## start DATASET ENTRIES

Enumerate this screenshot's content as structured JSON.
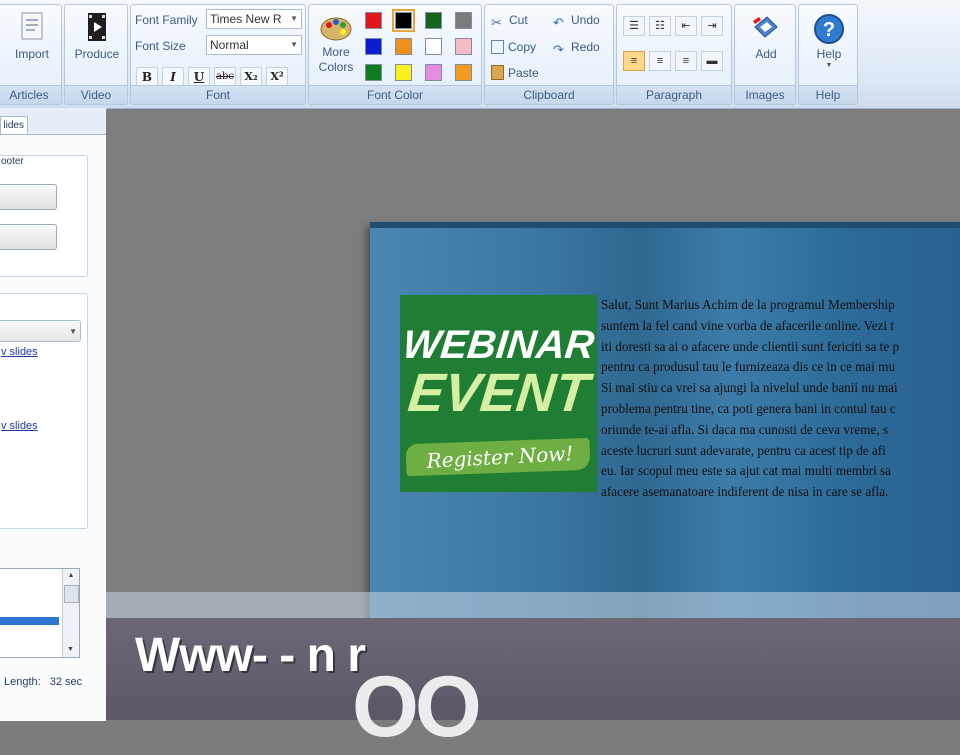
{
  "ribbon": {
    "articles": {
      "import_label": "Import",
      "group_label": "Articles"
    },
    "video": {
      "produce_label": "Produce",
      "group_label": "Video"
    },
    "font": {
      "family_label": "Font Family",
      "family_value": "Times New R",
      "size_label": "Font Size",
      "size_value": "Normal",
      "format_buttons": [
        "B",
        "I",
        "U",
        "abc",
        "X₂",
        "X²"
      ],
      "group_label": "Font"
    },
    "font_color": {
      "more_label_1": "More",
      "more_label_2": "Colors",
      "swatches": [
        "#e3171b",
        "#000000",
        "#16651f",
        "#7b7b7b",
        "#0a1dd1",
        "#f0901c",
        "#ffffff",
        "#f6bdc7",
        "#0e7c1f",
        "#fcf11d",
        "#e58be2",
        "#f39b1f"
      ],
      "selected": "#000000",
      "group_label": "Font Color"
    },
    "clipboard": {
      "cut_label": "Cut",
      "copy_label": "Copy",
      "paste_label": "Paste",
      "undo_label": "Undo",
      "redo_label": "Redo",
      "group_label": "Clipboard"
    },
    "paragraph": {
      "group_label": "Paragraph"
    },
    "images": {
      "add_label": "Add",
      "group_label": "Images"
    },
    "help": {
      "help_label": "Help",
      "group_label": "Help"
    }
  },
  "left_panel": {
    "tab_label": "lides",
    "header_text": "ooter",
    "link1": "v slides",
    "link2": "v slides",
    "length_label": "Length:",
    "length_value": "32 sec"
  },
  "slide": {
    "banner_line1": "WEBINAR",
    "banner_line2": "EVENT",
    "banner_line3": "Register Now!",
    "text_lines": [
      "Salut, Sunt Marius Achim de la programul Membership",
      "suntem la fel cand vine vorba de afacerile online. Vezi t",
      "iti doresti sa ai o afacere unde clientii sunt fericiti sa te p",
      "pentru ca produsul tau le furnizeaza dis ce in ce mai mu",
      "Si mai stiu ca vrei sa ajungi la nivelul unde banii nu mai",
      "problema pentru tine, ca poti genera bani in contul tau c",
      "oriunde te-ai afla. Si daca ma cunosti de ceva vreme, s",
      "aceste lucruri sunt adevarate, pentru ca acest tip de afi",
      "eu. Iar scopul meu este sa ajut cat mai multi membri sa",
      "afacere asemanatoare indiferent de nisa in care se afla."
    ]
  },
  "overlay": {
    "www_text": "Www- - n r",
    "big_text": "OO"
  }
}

## end DATASET ENTRIES

GIVEN EXERCISE: Using the listing above, show every line that includes the string "afacere".

REPLY:
      "iti doresti sa ai o afacere unde clientii sunt fericiti sa te p",
      "afacere asemanatoare indiferent de nisa in care se afla."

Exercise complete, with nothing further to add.